- Exercise task
Filter these entries, keeping only lines that hold the word "maniera".

- Information provided
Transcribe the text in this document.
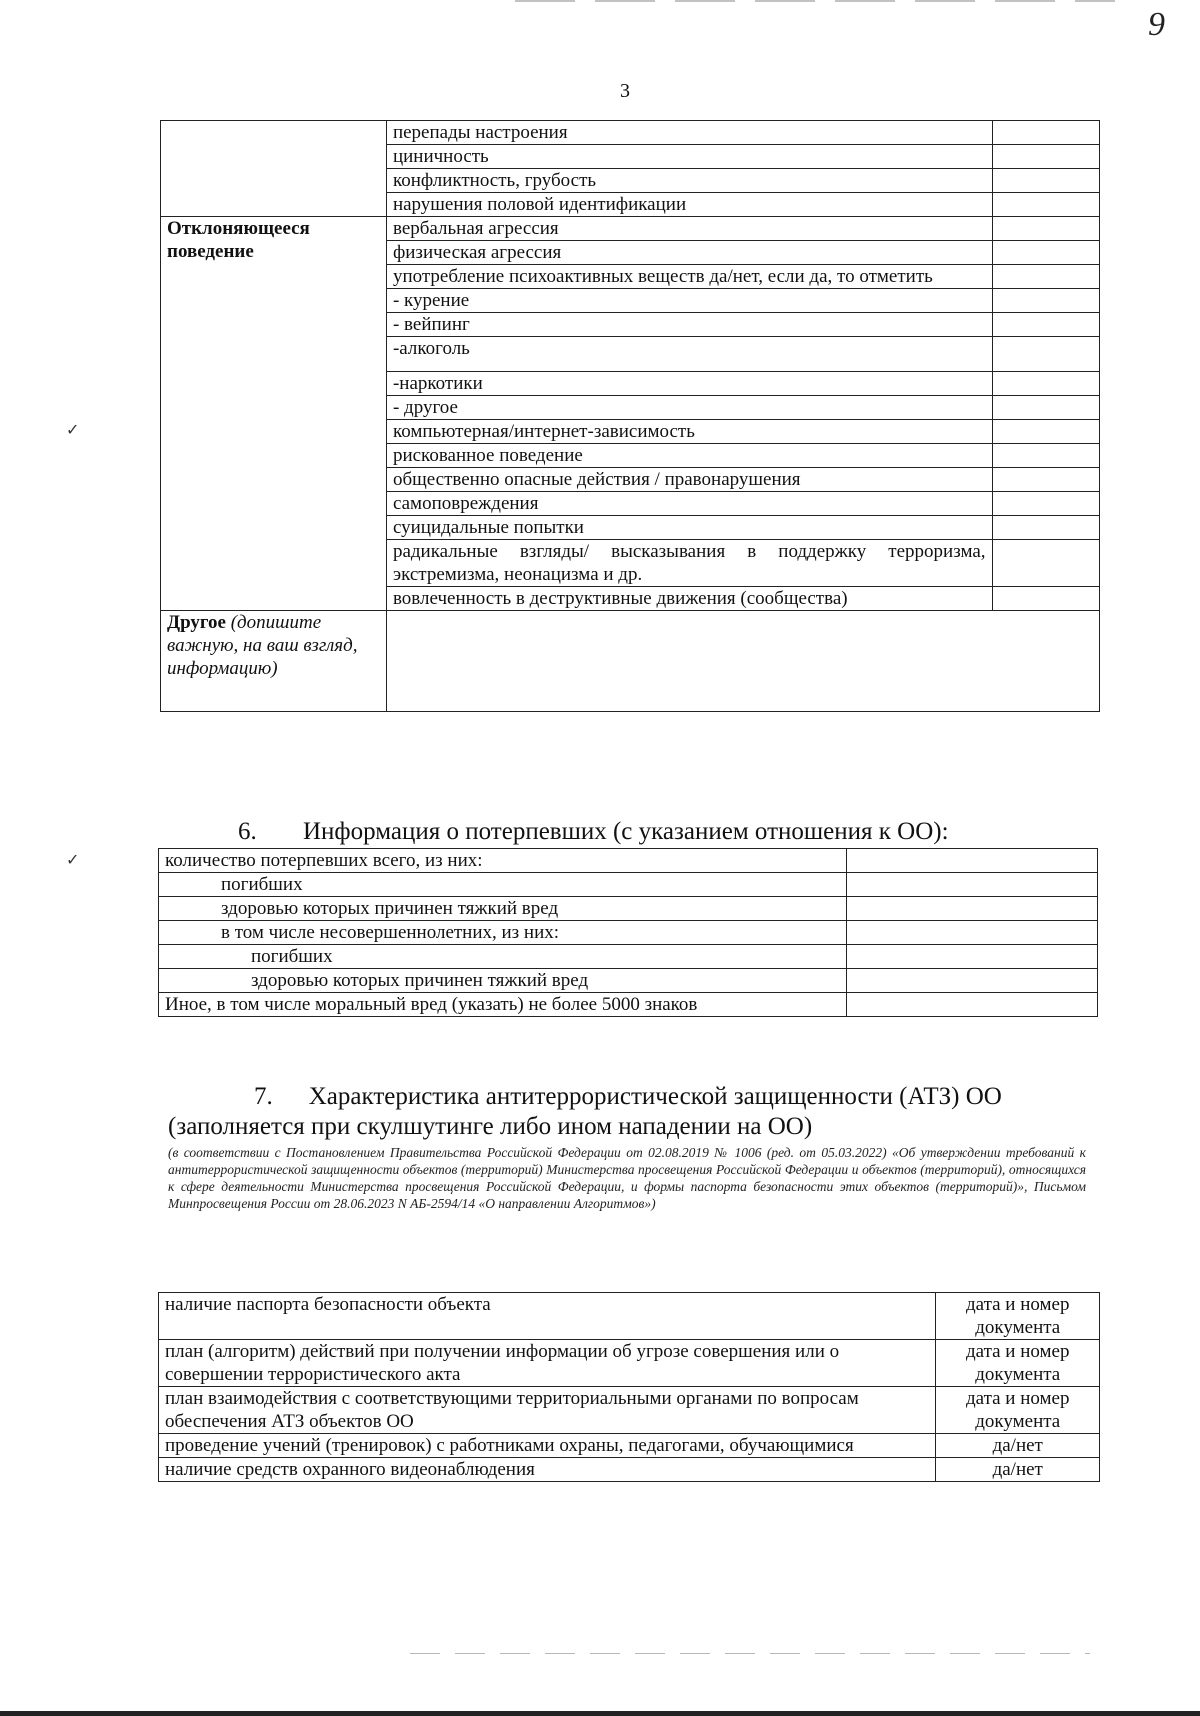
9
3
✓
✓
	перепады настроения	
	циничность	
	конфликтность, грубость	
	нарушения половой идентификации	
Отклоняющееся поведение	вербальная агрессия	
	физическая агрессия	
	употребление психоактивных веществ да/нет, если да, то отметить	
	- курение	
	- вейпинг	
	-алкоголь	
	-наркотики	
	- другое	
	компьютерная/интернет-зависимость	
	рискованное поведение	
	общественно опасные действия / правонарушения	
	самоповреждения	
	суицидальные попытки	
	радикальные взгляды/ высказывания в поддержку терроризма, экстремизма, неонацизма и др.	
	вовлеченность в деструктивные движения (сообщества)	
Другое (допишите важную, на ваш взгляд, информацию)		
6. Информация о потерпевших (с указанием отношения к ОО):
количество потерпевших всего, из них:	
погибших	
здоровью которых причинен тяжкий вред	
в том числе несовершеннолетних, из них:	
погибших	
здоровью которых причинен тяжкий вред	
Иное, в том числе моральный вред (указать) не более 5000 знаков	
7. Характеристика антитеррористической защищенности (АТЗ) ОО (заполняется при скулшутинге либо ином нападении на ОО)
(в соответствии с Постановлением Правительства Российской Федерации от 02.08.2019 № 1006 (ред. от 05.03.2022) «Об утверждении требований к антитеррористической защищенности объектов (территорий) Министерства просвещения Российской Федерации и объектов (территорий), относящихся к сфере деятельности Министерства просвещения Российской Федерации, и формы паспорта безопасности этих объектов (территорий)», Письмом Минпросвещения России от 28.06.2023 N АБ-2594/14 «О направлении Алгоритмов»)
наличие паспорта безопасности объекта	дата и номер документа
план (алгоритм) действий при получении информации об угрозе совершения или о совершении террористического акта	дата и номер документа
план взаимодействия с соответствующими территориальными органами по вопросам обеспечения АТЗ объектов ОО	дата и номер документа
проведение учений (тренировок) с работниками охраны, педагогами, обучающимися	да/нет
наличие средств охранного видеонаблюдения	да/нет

---

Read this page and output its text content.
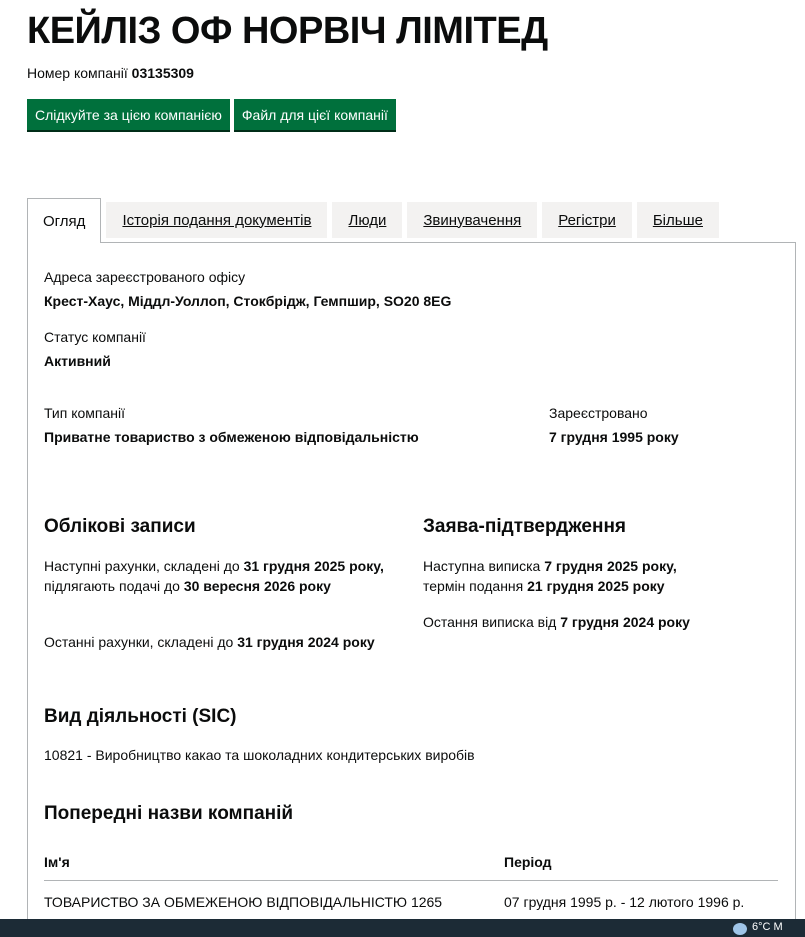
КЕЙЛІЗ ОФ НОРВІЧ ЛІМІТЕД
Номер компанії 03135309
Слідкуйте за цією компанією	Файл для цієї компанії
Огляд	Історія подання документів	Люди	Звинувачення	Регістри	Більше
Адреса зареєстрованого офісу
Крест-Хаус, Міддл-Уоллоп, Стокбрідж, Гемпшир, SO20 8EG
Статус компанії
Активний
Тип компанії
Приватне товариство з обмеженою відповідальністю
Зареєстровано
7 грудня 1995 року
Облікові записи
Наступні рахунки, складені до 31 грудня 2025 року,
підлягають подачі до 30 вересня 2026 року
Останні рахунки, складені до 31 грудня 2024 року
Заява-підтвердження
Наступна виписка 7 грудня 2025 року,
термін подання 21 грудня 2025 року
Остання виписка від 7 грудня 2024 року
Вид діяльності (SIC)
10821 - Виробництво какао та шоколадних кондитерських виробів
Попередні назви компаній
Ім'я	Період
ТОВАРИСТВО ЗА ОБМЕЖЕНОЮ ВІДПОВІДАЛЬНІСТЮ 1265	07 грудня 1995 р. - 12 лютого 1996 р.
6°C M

--

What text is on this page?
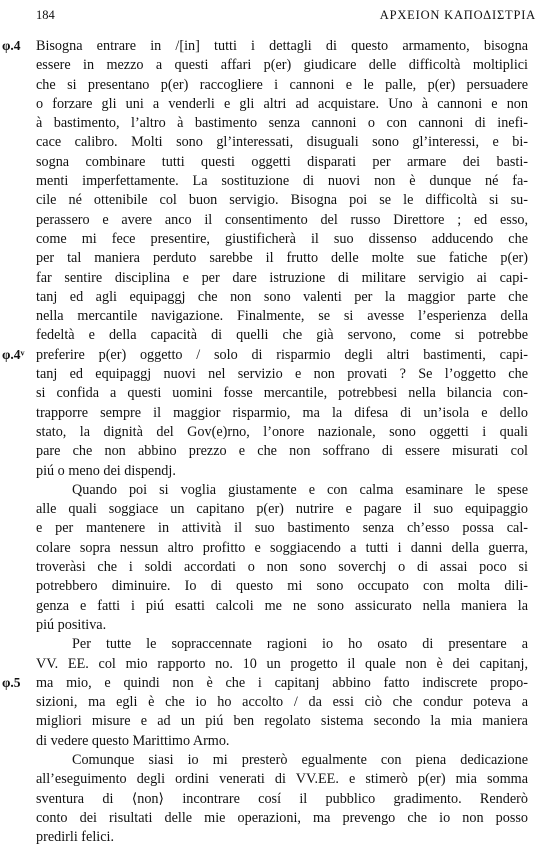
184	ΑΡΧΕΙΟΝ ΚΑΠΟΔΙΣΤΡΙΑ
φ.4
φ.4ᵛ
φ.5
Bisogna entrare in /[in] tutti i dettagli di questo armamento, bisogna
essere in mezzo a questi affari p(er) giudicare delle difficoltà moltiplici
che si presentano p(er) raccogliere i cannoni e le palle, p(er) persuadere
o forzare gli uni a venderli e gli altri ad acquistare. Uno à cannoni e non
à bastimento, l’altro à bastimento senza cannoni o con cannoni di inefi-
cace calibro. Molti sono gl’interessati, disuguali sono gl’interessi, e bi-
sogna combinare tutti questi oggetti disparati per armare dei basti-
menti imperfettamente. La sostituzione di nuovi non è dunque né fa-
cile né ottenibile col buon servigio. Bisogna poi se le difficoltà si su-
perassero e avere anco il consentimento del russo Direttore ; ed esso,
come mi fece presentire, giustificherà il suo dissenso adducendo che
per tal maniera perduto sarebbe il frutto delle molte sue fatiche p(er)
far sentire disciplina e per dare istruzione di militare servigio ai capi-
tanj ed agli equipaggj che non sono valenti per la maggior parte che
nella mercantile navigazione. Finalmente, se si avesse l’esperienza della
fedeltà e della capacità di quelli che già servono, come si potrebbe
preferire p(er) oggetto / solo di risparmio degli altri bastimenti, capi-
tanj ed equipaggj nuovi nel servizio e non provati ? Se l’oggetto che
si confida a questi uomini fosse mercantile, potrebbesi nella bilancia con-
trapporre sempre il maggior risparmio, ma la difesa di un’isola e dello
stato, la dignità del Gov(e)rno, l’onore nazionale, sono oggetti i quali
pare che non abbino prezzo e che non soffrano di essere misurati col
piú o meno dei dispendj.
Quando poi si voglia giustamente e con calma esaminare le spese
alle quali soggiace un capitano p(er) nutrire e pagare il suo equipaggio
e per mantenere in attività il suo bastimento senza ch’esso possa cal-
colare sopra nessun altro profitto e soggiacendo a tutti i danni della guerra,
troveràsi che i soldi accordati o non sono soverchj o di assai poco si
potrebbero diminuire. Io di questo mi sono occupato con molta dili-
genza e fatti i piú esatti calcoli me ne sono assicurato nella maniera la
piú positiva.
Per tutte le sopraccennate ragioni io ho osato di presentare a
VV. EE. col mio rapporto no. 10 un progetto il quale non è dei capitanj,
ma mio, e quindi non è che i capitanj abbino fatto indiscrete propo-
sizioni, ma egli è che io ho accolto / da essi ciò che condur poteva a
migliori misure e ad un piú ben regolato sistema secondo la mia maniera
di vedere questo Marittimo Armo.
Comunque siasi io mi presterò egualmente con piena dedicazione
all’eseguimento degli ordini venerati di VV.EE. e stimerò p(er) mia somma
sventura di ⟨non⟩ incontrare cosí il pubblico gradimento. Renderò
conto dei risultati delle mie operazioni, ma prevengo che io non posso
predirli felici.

- Task answer
per tal maniera perduto sarebbe il frutto delle molte sue fatiche p(er)
genza e fatti i piú esatti calcoli me ne sono assicurato nella maniera la
migliori misure e ad un piú ben regolato sistema secondo la mia maniera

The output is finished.